* Given task *
Nothing in the records may be left out or altered; reproduce them all exactly.

Stored data
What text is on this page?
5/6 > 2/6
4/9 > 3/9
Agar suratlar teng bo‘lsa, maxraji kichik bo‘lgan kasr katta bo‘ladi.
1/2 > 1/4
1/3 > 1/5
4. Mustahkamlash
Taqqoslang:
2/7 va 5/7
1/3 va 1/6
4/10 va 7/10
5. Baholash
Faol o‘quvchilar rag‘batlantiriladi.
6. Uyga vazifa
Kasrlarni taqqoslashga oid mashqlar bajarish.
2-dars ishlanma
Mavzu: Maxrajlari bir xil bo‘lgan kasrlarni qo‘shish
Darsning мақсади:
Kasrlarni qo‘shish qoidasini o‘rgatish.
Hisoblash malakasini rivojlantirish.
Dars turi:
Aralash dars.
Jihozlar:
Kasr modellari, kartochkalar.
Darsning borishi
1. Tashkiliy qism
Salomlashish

* Solved problem *
What text is on this page?
5/6 > 2/6
4/9 > 3/9
Agar suratlar teng bo‘lsa, maxraji kichik bo‘lgan kasr katta bo‘ladi.
1/2 > 1/4
1/3 > 1/5
4. Mustahkamlash
Taqqoslang:
2/7 va 5/7
1/3 va 1/6
4/10 va 7/10
5. Baholash
Faol o‘quvchilar rag‘batlantiriladi.
6. Uyga vazifa
Kasrlarni taqqoslashga oid mashqlar bajarish.
2-dars ishlanma
Mavzu: Maxrajlari bir xil bo‘lgan kasrlarni qo‘shish
Darsning мақсади:
Kasrlarni qo‘shish qoidasini o‘rgatish.
Hisoblash malakasini rivojlantirish.
Dars turi:
Aralash dars.
Jihozlar:
Kasr modellari, kartochkalar.
Darsning borishi
1. Tashkiliy qism
Salomlashish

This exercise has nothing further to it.